RECORDS TO USE
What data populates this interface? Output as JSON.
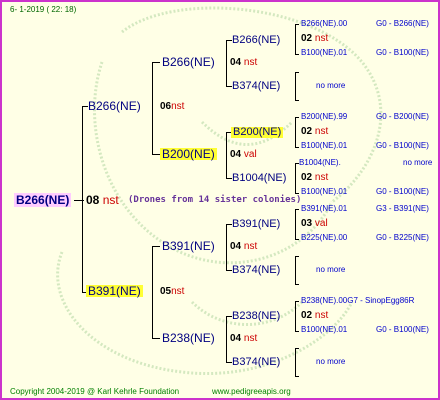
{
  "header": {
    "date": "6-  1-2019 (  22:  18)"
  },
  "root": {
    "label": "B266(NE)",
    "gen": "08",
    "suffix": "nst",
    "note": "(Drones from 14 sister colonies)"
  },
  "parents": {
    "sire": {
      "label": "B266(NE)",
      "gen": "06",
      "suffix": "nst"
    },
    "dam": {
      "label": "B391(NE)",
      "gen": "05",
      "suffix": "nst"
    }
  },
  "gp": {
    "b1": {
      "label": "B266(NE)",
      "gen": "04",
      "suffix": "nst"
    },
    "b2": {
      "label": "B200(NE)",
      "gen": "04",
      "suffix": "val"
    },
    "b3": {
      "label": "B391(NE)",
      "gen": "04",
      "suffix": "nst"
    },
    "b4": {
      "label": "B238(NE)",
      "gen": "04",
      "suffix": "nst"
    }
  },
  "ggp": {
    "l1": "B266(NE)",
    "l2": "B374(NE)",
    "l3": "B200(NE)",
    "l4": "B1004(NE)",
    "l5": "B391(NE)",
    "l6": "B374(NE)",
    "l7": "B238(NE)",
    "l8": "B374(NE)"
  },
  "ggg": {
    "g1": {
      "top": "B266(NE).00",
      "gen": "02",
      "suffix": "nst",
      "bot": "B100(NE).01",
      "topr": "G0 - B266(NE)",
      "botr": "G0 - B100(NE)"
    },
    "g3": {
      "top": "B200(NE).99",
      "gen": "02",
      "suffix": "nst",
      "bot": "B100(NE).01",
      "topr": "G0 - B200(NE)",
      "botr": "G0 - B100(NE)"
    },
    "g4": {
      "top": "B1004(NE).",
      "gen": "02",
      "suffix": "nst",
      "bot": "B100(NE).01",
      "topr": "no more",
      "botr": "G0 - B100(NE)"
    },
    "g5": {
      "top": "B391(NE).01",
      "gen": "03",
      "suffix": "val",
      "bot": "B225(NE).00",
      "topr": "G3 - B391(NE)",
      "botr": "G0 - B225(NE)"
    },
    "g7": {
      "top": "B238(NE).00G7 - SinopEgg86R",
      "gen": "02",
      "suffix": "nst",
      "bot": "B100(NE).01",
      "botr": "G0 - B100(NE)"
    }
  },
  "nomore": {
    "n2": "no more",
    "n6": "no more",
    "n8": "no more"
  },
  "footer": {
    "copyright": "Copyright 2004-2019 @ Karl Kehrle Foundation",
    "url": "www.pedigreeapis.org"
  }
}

STATED EXERCISE
Exclude the images and reproduce the remaining data exactly.

TASK RESPONSE
What data populates this interface? Output as JSON.
{
  "header": {
    "date": "6-  1-2019 (  22:  18)"
  },
  "root": {
    "label": "B266(NE)",
    "gen": "08",
    "suffix": "nst",
    "note": "(Drones from 14 sister colonies)"
  },
  "parents": {
    "sire": {
      "label": "B266(NE)",
      "gen": "06",
      "suffix": "nst"
    },
    "dam": {
      "label": "B391(NE)",
      "gen": "05",
      "suffix": "nst"
    }
  },
  "gp": {
    "b1": {
      "label": "B266(NE)",
      "gen": "04",
      "suffix": "nst"
    },
    "b2": {
      "label": "B200(NE)",
      "gen": "04",
      "suffix": "val"
    },
    "b3": {
      "label": "B391(NE)",
      "gen": "04",
      "suffix": "nst"
    },
    "b4": {
      "label": "B238(NE)",
      "gen": "04",
      "suffix": "nst"
    }
  },
  "ggp": {
    "l1": "B266(NE)",
    "l2": "B374(NE)",
    "l3": "B200(NE)",
    "l4": "B1004(NE)",
    "l5": "B391(NE)",
    "l6": "B374(NE)",
    "l7": "B238(NE)",
    "l8": "B374(NE)"
  },
  "ggg": {
    "g1": {
      "top": "B266(NE).00",
      "gen": "02",
      "suffix": "nst",
      "bot": "B100(NE).01",
      "topr": "G0 - B266(NE)",
      "botr": "G0 - B100(NE)"
    },
    "g3": {
      "top": "B200(NE).99",
      "gen": "02",
      "suffix": "nst",
      "bot": "B100(NE).01",
      "topr": "G0 - B200(NE)",
      "botr": "G0 - B100(NE)"
    },
    "g4": {
      "top": "B1004(NE).",
      "gen": "02",
      "suffix": "nst",
      "bot": "B100(NE).01",
      "topr": "no more",
      "botr": "G0 - B100(NE)"
    },
    "g5": {
      "top": "B391(NE).01",
      "gen": "03",
      "suffix": "val",
      "bot": "B225(NE).00",
      "topr": "G3 - B391(NE)",
      "botr": "G0 - B225(NE)"
    },
    "g7": {
      "top": "B238(NE).00G7 - SinopEgg86R",
      "gen": "02",
      "suffix": "nst",
      "bot": "B100(NE).01",
      "botr": "G0 - B100(NE)"
    }
  },
  "nomore": {
    "n2": "no more",
    "n6": "no more",
    "n8": "no more"
  },
  "footer": {
    "copyright": "Copyright 2004-2019 @ Karl Kehrle Foundation",
    "url": "www.pedigreeapis.org"
  }
}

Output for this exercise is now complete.